» What you are asked to do
How many lines of the listing below contain the string "social"? Reply with the number only.

» Material for the task

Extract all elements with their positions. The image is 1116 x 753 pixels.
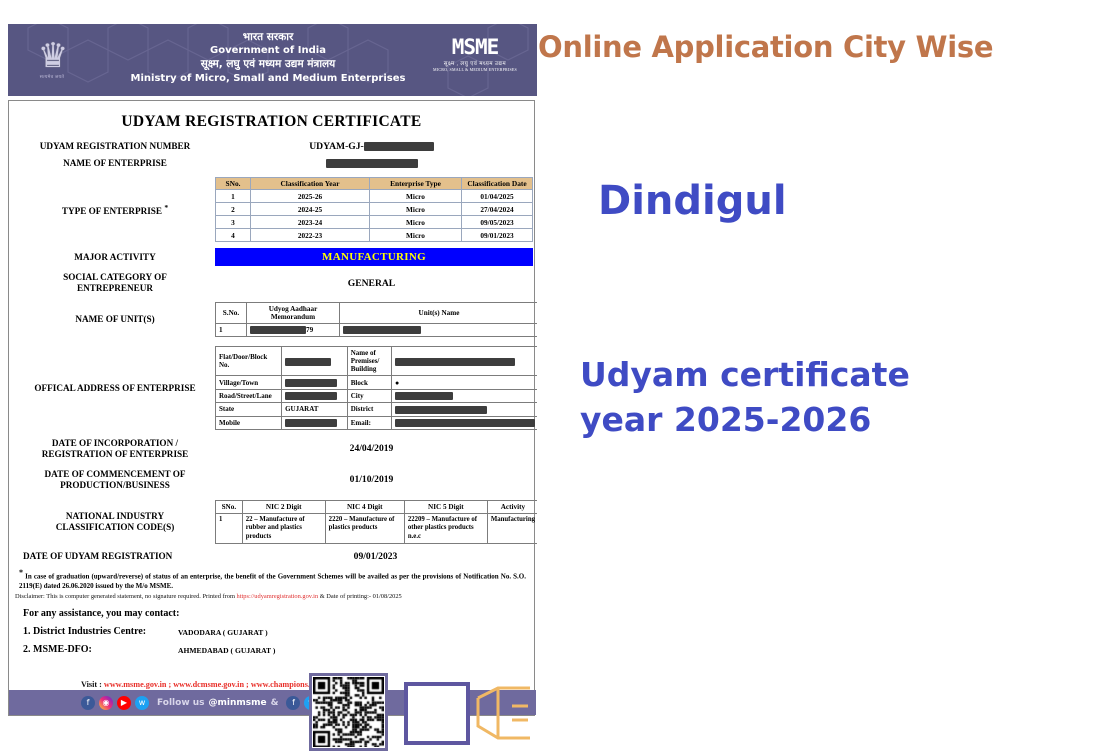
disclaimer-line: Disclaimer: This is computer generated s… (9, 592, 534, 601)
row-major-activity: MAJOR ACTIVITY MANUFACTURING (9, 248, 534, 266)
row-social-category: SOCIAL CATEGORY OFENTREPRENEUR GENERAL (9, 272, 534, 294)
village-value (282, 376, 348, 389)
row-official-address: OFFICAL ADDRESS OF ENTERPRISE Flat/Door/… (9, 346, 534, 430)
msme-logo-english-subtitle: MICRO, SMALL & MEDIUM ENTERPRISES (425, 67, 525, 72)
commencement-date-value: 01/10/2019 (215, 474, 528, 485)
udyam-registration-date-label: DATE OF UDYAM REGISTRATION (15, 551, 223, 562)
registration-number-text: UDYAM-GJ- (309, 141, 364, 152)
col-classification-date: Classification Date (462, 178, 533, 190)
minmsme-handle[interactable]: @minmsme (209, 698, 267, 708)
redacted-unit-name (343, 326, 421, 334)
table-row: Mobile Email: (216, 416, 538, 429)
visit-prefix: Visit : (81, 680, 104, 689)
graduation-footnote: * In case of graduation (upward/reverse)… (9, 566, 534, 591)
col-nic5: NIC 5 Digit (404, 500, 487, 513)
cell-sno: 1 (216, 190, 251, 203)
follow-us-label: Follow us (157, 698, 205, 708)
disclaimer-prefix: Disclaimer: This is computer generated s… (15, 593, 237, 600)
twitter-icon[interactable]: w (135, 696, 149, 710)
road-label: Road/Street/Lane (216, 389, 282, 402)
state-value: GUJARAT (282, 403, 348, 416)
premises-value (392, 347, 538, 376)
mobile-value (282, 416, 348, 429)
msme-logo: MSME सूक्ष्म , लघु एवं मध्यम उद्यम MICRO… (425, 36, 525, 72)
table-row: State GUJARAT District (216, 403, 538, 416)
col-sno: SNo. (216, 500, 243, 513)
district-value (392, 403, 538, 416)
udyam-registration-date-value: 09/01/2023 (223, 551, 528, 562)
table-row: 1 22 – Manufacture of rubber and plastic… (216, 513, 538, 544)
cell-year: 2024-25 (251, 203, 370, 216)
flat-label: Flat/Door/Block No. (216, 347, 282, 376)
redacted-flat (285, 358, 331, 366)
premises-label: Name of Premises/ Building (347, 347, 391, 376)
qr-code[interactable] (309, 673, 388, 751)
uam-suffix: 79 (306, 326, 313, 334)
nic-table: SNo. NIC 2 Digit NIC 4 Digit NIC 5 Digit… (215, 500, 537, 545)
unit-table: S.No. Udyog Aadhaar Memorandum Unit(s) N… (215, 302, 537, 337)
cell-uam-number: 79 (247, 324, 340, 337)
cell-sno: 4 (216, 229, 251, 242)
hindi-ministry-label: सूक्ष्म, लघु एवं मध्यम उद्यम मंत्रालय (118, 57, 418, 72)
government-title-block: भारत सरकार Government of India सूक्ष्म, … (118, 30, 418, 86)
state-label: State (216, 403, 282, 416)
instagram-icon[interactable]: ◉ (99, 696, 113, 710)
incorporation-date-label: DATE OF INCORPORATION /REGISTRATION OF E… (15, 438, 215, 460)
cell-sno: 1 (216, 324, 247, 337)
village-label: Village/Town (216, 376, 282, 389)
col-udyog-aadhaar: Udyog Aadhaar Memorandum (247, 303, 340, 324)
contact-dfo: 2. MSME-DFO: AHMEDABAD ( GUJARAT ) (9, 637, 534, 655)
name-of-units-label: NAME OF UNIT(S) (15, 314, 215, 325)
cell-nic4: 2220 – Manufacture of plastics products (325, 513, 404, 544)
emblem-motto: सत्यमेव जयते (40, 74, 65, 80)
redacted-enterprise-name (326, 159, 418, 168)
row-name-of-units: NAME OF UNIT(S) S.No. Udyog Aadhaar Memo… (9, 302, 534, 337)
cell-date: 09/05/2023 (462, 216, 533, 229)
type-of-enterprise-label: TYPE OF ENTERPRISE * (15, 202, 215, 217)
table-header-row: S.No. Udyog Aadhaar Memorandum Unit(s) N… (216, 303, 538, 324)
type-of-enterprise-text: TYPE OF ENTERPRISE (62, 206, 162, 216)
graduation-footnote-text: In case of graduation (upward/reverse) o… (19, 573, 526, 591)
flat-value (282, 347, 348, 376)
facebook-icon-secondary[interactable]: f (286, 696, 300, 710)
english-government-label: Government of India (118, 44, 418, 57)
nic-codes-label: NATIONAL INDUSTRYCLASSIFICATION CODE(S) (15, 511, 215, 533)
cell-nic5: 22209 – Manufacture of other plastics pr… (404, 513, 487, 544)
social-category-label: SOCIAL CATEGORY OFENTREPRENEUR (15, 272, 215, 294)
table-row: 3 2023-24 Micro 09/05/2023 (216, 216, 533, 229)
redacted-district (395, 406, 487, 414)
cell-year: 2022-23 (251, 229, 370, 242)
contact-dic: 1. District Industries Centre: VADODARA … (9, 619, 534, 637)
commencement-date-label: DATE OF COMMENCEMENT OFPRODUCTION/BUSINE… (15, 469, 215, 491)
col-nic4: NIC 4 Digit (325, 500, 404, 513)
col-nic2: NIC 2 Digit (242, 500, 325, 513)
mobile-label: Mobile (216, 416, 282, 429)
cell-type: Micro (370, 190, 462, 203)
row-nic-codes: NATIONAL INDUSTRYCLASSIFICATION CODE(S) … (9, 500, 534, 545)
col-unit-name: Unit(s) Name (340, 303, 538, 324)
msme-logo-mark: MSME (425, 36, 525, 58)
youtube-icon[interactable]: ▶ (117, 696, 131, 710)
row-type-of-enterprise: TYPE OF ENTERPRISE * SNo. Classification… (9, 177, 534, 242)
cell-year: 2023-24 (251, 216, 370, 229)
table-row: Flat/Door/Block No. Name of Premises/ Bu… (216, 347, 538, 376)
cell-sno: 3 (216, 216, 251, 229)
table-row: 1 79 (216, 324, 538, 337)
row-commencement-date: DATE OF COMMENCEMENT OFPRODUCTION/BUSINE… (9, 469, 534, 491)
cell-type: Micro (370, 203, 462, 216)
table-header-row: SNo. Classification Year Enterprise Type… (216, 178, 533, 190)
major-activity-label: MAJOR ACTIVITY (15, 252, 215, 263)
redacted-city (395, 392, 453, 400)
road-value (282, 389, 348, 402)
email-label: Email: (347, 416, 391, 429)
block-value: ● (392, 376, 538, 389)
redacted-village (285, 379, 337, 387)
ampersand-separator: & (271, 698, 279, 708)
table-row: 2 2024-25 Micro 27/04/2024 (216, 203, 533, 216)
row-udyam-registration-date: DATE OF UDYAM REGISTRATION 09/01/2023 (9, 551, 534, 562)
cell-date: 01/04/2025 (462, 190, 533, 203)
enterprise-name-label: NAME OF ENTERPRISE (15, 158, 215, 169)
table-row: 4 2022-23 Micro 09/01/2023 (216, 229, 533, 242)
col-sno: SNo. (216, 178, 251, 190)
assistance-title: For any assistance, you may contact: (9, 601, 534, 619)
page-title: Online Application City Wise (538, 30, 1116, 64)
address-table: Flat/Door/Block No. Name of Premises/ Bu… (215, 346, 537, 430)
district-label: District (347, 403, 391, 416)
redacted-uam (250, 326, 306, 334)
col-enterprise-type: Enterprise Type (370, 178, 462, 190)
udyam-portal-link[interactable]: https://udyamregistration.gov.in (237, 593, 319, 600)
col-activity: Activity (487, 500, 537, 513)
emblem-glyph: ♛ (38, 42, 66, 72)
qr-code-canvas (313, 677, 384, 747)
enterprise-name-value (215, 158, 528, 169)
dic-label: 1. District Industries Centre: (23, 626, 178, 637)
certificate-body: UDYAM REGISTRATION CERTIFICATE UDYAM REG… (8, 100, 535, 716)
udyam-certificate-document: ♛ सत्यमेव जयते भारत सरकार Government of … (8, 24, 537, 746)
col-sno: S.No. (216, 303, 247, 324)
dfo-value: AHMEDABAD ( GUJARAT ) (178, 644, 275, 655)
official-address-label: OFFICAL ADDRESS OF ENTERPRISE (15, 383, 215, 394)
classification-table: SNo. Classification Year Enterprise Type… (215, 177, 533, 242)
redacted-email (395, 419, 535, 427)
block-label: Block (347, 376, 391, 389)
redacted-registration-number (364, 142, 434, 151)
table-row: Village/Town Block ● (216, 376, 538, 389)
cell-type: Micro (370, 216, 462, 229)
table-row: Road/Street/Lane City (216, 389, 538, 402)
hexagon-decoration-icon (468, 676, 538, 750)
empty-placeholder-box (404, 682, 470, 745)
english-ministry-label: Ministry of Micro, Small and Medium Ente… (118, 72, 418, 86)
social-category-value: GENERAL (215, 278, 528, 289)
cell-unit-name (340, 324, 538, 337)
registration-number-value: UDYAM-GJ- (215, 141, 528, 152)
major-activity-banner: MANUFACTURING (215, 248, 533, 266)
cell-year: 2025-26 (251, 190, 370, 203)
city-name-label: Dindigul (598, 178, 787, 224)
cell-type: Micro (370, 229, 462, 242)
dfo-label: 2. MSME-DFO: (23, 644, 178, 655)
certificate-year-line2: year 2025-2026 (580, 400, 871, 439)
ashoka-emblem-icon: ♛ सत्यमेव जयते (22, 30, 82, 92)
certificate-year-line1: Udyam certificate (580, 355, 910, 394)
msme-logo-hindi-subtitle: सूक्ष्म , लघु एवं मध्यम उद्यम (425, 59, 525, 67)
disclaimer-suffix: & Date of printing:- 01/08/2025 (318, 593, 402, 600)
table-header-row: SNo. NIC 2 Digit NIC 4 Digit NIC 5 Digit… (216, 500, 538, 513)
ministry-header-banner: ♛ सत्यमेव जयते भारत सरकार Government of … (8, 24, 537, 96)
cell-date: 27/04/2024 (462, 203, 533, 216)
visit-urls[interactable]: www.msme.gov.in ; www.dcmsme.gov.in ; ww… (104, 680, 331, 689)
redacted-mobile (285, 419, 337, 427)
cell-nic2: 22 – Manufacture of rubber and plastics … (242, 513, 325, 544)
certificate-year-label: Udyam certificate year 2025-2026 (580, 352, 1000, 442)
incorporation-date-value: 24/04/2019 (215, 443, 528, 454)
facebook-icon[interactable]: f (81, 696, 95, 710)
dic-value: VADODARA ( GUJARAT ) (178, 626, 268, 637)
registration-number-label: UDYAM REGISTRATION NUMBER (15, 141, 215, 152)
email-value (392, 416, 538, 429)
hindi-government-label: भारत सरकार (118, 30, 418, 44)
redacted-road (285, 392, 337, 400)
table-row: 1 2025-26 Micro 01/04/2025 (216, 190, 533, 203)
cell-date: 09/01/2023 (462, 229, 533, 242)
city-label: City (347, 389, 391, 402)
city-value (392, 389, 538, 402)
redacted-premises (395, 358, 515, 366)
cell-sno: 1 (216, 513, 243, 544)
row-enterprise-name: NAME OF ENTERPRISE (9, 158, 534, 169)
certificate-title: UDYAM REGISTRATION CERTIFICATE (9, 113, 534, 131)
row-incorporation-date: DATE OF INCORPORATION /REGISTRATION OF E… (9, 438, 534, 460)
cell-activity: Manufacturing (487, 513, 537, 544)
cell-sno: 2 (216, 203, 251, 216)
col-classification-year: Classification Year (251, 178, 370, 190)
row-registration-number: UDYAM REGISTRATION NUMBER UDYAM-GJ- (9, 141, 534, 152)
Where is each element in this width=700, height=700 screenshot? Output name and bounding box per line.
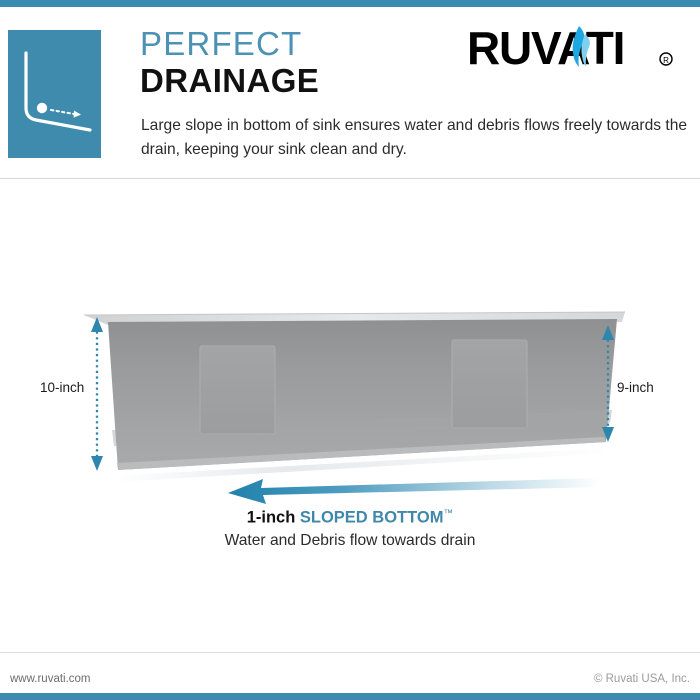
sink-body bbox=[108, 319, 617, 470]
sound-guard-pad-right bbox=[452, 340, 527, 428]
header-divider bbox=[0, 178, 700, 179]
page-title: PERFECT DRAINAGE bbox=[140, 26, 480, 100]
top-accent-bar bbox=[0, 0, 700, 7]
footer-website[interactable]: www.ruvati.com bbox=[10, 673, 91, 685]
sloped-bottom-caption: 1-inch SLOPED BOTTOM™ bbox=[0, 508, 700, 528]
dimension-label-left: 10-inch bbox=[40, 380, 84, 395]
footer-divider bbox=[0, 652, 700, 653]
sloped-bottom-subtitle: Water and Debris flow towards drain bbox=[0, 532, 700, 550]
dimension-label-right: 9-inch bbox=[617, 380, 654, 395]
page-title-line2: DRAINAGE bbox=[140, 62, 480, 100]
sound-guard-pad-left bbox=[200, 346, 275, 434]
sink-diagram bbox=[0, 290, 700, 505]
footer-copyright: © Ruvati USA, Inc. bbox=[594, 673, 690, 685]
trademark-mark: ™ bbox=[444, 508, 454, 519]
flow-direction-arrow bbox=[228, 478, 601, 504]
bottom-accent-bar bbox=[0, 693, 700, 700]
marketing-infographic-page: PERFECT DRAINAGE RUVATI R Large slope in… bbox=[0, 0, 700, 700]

» Complete response
3